- **INPUT DATA**
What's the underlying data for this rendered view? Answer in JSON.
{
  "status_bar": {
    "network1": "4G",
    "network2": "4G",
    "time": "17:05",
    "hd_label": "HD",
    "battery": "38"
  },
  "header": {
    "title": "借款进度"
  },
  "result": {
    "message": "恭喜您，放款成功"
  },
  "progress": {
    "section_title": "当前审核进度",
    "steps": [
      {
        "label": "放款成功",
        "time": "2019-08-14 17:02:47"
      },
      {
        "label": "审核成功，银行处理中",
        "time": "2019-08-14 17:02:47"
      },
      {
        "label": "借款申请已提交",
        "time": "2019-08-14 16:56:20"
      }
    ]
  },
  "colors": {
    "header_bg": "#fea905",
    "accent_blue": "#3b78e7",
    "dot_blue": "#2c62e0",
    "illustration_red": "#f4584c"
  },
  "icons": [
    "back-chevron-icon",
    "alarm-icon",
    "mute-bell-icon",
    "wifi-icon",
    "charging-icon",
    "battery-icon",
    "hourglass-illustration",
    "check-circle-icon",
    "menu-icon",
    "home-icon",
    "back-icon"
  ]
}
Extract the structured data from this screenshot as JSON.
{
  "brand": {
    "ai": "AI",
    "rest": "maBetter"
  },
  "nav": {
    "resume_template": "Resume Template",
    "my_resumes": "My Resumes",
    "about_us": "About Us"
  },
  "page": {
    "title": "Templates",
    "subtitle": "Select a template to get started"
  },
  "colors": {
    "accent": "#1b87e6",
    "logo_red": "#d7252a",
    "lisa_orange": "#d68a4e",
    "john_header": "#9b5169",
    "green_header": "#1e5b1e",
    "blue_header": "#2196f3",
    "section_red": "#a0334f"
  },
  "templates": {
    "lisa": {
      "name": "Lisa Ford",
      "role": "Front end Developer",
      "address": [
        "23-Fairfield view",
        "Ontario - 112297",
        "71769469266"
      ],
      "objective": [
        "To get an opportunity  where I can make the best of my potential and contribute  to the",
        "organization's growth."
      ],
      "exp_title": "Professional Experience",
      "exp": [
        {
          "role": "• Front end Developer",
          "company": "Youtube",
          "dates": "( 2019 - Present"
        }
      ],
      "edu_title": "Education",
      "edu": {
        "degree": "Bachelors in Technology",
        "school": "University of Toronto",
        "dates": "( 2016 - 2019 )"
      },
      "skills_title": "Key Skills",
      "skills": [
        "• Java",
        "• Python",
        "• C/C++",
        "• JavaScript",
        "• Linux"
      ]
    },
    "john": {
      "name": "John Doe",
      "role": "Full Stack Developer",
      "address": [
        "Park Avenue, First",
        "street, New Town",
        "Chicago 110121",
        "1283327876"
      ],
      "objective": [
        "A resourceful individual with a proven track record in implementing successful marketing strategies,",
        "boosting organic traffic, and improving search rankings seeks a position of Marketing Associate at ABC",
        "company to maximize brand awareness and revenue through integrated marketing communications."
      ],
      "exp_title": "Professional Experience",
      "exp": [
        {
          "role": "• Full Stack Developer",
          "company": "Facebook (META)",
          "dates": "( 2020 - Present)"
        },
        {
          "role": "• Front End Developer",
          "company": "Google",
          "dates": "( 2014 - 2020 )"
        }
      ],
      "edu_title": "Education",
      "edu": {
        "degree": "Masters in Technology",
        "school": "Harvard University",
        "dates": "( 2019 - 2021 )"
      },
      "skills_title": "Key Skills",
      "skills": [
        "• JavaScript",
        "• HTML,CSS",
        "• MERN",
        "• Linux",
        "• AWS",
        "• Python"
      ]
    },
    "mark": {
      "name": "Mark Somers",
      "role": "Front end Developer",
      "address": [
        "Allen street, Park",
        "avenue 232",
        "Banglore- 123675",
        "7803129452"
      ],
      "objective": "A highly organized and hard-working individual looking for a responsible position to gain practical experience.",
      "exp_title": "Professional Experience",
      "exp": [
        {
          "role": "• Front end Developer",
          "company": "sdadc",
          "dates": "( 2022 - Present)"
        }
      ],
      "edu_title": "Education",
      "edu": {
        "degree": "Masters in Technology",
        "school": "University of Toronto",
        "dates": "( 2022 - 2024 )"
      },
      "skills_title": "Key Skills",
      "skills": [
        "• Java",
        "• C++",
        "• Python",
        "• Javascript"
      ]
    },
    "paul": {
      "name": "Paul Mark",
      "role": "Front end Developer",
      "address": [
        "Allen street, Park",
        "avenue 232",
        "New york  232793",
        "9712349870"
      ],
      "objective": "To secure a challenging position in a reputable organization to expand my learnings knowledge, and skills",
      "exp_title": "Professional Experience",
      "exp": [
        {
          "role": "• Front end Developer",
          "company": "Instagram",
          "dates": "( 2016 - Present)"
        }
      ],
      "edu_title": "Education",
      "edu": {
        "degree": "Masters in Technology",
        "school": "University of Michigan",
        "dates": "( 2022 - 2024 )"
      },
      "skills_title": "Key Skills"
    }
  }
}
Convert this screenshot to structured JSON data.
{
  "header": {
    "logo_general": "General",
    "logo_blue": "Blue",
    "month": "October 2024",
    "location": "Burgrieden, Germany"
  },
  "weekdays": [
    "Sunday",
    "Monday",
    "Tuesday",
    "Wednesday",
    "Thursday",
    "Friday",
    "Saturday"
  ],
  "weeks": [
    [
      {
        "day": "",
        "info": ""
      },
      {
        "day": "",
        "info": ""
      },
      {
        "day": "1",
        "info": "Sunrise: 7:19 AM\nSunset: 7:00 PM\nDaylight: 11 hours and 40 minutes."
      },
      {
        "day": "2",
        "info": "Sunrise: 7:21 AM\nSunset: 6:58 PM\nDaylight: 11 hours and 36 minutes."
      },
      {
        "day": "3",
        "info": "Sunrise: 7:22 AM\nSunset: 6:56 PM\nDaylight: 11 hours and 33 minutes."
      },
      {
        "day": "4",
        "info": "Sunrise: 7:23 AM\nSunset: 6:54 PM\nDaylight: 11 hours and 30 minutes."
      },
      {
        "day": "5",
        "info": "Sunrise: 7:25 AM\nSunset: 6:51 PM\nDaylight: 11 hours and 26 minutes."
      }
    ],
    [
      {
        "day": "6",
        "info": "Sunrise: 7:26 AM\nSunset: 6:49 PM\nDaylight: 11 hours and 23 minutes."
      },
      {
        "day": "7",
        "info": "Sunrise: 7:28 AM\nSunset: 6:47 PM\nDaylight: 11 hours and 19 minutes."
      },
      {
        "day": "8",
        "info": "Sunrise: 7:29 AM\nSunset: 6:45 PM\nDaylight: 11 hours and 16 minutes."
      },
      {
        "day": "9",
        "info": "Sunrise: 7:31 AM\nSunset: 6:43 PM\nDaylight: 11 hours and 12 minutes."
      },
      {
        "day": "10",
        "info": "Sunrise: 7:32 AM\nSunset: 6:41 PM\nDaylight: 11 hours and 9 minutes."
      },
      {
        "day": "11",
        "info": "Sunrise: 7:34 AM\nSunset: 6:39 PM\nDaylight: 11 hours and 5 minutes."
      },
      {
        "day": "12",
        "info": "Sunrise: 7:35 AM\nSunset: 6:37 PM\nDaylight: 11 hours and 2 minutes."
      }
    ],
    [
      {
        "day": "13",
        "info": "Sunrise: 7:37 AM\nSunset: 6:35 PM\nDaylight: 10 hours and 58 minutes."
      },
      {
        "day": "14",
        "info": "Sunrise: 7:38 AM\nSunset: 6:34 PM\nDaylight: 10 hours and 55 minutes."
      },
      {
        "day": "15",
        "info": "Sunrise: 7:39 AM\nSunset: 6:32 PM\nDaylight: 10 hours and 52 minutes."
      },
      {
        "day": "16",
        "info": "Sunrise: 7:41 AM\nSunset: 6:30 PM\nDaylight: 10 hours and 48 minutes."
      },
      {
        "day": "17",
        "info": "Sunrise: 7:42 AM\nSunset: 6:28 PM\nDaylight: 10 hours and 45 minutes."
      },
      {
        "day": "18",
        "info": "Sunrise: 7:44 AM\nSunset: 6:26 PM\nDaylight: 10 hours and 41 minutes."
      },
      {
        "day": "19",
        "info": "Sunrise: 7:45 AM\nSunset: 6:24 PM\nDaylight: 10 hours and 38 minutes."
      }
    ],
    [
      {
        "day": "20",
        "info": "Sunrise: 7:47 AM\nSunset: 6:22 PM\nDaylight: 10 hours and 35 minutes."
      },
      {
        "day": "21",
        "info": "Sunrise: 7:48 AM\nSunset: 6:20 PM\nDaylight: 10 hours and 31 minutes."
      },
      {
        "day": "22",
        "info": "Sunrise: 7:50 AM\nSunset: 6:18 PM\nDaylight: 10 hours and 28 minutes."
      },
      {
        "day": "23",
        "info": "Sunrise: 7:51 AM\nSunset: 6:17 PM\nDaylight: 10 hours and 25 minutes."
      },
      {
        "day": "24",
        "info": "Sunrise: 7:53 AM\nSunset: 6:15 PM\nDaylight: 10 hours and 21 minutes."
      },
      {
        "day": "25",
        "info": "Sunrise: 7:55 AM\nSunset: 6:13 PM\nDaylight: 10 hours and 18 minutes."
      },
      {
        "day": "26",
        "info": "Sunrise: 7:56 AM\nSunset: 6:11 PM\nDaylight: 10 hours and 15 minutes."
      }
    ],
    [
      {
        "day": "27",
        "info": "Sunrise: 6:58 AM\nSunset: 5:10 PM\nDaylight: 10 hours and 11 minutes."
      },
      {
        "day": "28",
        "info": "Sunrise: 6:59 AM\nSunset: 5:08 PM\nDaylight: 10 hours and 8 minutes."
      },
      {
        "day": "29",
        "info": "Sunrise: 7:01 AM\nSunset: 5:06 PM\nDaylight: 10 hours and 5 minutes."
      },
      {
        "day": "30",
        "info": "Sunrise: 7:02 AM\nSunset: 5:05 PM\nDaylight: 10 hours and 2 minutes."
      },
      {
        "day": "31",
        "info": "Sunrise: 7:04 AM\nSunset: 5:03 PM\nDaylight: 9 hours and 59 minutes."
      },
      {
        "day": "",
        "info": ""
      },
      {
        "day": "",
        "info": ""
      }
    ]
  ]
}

- **TASK DESCRIPTION**
Pull out each line of the records holding the string "JSON".

- **TASK ANSWER**
What's the underlying data for this rendered view? Answer in JSON.
Extract the structured data from this screenshot as JSON.
Convert this screenshot to structured JSON data.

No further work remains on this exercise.